Items from a figure collection:
·····

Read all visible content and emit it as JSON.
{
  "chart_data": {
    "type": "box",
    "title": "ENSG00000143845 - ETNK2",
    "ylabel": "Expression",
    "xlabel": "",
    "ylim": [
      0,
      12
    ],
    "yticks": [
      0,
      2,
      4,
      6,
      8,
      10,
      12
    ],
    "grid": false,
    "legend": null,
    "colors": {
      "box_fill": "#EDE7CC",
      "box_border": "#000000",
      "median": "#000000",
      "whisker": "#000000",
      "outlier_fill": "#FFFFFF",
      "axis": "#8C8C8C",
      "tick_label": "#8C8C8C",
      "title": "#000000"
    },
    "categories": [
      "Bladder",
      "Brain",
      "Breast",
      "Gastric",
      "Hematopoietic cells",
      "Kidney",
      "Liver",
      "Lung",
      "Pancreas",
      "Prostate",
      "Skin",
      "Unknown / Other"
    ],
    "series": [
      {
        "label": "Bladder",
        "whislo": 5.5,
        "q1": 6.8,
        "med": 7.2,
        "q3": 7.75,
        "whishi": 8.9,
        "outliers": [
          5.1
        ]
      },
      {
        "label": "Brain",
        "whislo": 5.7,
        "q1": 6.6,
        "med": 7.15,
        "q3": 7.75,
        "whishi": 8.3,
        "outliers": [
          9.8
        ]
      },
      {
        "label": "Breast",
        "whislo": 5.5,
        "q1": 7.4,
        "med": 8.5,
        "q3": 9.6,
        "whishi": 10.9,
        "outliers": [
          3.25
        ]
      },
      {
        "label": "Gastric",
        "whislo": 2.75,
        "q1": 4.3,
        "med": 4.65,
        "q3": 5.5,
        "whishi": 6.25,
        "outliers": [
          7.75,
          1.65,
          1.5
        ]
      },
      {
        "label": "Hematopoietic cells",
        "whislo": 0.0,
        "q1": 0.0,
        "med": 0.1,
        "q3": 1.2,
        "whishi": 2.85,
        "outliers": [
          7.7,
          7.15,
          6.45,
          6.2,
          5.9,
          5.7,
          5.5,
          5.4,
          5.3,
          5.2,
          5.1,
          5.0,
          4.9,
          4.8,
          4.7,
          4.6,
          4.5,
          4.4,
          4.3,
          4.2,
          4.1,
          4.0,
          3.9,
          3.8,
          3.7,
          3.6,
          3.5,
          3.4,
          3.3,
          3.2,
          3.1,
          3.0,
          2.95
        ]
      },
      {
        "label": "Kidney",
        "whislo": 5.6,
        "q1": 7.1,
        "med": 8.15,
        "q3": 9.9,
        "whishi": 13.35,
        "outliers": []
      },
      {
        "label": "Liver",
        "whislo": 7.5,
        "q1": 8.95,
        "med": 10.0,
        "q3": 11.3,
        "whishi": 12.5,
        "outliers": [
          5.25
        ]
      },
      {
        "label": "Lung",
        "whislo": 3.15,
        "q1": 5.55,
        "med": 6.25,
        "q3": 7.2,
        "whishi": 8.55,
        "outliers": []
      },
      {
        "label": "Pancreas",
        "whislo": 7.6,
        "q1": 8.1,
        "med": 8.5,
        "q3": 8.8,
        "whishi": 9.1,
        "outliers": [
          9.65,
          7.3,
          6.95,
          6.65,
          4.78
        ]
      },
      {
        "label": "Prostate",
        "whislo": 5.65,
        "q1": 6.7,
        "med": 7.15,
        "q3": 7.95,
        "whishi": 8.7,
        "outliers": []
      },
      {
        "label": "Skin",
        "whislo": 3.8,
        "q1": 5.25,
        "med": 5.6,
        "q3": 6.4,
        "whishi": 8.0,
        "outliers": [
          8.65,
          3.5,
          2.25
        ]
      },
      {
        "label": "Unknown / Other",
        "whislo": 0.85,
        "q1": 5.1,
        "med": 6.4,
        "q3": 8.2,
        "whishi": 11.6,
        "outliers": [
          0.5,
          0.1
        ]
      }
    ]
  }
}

·····

__What this task involves__. Please report every line among the entries that includes "cells".

__Expected answer__.
      "Hematopoietic cells",
        "label": "Hematopoietic cells",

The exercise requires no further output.